(Stated problem) Copy out each line below exactly as it appears.
— start Exercise inputs —
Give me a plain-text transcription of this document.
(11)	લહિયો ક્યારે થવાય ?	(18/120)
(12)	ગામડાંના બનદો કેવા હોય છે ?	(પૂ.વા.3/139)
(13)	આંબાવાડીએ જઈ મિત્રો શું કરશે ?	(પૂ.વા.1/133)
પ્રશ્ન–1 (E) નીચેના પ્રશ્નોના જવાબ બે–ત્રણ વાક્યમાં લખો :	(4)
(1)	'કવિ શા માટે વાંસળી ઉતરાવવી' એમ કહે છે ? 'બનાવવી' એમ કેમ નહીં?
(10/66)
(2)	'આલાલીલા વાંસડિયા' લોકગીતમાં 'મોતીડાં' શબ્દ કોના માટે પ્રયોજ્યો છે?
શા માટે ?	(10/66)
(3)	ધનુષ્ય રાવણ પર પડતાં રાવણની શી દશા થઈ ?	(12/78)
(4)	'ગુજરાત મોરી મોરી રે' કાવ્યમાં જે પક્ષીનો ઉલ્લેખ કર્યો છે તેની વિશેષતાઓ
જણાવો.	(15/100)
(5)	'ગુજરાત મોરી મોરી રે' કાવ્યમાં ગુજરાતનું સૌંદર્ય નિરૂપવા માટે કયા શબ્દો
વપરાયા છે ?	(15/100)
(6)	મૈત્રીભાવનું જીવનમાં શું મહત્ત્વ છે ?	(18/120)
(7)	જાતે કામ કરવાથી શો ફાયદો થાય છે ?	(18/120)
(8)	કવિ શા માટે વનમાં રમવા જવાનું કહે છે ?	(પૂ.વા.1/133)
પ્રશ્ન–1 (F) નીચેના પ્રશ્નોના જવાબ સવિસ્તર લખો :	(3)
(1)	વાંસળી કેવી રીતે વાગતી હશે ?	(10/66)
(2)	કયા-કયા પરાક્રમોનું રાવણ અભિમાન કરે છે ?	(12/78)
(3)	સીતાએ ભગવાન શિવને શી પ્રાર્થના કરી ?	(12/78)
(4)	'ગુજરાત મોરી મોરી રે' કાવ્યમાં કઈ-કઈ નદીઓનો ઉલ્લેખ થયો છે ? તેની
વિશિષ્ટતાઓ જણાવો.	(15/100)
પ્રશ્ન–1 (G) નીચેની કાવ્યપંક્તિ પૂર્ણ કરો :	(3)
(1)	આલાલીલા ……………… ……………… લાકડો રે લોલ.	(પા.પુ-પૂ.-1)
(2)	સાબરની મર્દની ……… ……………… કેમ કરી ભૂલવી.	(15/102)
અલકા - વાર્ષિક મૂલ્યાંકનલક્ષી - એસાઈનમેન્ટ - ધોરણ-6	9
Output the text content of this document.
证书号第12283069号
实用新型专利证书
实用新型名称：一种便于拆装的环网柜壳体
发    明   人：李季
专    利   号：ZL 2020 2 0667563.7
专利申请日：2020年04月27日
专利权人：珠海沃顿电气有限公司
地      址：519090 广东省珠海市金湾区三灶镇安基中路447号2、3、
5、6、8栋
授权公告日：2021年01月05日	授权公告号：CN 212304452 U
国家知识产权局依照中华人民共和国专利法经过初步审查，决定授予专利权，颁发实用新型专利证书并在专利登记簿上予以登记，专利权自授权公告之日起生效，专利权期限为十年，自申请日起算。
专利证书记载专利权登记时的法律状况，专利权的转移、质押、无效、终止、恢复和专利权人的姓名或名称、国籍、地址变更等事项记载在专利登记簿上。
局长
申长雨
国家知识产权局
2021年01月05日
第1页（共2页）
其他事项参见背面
— end Exercise inputs —
(Correct output)
Give me a plain-text transcription of this document.
(11)	લહિયો ક્યારે થવાય ?	(18/120)
(12)	ગામડાંના બનદો કેવા હોય છે ?	(પૂ.વા.3/139)
(13)	આંબાવાડીએ જઈ મિત્રો શું કરશે ?	(પૂ.વા.1/133)
પ્રશ્ન–1 (E) નીચેના પ્રશ્નોના જવાબ બે–ત્રણ વાક્યમાં લખો :	(4)
(1)	'કવિ શા માટે વાંસળી ઉતરાવવી' એમ કહે છે ? 'બનાવવી' એમ કેમ નહીં?
(10/66)
(2)	'આલાલીલા વાંસડિયા' લોકગીતમાં 'મોતીડાં' શબ્દ કોના માટે પ્રયોજ્યો છે?
શા માટે ?	(10/66)
(3)	ધનુષ્ય રાવણ પર પડતાં રાવણની શી દશા થઈ ?	(12/78)
(4)	'ગુજરાત મોરી મોરી રે' કાવ્યમાં જે પક્ષીનો ઉલ્લેખ કર્યો છે તેની વિશેષતાઓ
જણાવો.	(15/100)
(5)	'ગુજરાત મોરી મોરી રે' કાવ્યમાં ગુજરાતનું સૌંદર્ય નિરૂપવા માટે કયા શબ્દો
વપરાયા છે ?	(15/100)
(6)	મૈત્રીભાવનું જીવનમાં શું મહત્ત્વ છે ?	(18/120)
(7)	જાતે કામ કરવાથી શો ફાયદો થાય છે ?	(18/120)
(8)	કવિ શા માટે વનમાં રમવા જવાનું કહે છે ?	(પૂ.વા.1/133)
પ્રશ્ન–1 (F) નીચેના પ્રશ્નોના જવાબ સવિસ્તર લખો :	(3)
(1)	વાંસળી કેવી રીતે વાગતી હશે ?	(10/66)
(2)	કયા-કયા પરાક્રમોનું રાવણ અભિમાન કરે છે ?	(12/78)
(3)	સીતાએ ભગવાન શિવને શી પ્રાર્થના કરી ?	(12/78)
(4)	'ગુજરાત મોરી મોરી રે' કાવ્યમાં કઈ-કઈ નદીઓનો ઉલ્લેખ થયો છે ? તેની
વિશિષ્ટતાઓ જણાવો.	(15/100)
પ્રશ્ન–1 (G) નીચેની કાવ્યપંક્તિ પૂર્ણ કરો :	(3)
(1)	આલાલીલા ……………… ……………… લાકડો રે લોલ.	(પા.પુ-પૂ.-1)
(2)	સાબરની મર્દની ……… ……………… કેમ કરી ભૂલવી.	(15/102)
અલકા - વાર્ષિક મૂલ્યાંકનલક્ષી - એસાઈનમેન્ટ - ધોરણ-6	9
Output the text content of this document.
证书号第12283069号
实用新型专利证书
实用新型名称：一种便于拆装的环网柜壳体
发    明   人：李季
专    利   号：ZL 2020 2 0667563.7
专利申请日：2020年04月27日
专利权人：珠海沃顿电气有限公司
地      址：519090 广东省珠海市金湾区三灶镇安基中路447号2、3、
5、6、8栋
授权公告日：2021年01月05日	授权公告号：CN 212304452 U
国家知识产权局依照中华人民共和国专利法经过初步审查，决定授予专利权，颁发实用新型专利证书并在专利登记簿上予以登记，专利权自授权公告之日起生效，专利权期限为十年，自申请日起算。
专利证书记载专利权登记时的法律状况，专利权的转移、质押、无效、终止、恢复和专利权人的姓名或名称、国籍、地址变更等事项记载在专利登记簿上。
局长
申长雨
国家知识产权局
2021年01月05日
第1页（共2页）
其他事项参见背面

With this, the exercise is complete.